## Records for processing
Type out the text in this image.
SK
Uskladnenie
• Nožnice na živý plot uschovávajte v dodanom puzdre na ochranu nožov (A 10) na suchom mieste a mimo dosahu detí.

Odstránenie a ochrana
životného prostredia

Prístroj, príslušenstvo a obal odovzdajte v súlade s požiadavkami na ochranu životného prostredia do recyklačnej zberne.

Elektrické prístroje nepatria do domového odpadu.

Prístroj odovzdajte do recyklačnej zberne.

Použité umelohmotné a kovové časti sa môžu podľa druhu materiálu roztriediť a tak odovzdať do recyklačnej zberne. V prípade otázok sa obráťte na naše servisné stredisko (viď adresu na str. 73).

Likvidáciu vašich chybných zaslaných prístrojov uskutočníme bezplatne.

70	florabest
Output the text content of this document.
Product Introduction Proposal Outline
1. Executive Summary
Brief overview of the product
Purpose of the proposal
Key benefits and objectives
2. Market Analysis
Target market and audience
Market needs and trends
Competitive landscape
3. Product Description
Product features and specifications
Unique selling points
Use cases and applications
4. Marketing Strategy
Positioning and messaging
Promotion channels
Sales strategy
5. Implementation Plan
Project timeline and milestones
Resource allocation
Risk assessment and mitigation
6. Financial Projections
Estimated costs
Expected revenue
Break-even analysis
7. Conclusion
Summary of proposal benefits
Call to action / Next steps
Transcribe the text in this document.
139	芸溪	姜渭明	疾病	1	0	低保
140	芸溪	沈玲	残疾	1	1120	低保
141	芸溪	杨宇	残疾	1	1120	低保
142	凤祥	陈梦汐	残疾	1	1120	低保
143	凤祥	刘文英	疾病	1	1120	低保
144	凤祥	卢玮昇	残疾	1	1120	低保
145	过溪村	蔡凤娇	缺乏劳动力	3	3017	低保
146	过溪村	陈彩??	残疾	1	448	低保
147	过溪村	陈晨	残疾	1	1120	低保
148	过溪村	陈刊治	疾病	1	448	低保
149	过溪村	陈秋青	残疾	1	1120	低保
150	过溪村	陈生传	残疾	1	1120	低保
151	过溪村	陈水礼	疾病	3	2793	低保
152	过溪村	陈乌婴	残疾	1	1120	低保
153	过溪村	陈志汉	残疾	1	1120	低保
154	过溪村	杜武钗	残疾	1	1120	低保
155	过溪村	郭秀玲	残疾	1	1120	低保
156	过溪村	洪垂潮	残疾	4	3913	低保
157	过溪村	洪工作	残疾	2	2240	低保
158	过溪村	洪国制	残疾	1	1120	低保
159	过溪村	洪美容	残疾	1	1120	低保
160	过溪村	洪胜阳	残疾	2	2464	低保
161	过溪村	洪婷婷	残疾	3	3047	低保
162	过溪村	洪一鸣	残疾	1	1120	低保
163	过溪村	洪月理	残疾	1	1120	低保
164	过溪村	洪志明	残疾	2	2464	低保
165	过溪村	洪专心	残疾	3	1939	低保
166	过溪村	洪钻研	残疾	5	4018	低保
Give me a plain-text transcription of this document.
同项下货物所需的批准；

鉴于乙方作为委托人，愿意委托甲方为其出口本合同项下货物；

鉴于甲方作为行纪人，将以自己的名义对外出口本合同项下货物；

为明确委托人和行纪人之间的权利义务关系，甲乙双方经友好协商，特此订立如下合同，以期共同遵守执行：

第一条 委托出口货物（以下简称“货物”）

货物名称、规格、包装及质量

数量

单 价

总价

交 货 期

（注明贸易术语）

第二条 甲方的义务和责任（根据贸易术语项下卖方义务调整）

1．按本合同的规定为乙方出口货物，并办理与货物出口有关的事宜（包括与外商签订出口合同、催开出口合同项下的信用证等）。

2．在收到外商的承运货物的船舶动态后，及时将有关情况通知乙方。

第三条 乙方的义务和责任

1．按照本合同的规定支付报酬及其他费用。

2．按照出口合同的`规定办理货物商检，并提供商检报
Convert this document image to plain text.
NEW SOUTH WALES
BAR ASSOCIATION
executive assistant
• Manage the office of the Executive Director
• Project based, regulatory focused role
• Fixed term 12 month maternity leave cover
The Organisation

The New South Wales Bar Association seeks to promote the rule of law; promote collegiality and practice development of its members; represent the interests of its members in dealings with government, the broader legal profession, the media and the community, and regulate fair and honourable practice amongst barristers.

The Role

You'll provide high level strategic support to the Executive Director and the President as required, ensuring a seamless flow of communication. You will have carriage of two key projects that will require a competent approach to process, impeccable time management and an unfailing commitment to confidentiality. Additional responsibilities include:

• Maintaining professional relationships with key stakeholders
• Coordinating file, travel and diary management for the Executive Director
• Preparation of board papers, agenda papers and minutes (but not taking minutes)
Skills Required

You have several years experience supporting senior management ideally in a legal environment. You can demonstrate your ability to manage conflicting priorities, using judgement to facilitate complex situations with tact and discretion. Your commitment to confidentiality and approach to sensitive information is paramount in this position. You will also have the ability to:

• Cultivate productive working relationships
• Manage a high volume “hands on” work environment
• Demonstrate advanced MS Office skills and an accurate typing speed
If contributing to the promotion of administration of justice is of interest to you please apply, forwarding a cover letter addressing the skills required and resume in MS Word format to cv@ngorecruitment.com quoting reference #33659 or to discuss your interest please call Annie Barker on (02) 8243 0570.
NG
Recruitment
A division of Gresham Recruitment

## Given instruction
Every line holding "cover" should be copied out.

## Completed exercise
• Fixed term 12 month maternity leave cover
If contributing to the promotion of administration of justice is of interest to you please apply, forwarding a cover letter addressing the skills required and resume in MS Word format to cv@ngorecruitment.com quoting reference #33659 or to discuss your interest please call Annie Barker on (02) 8243 0570.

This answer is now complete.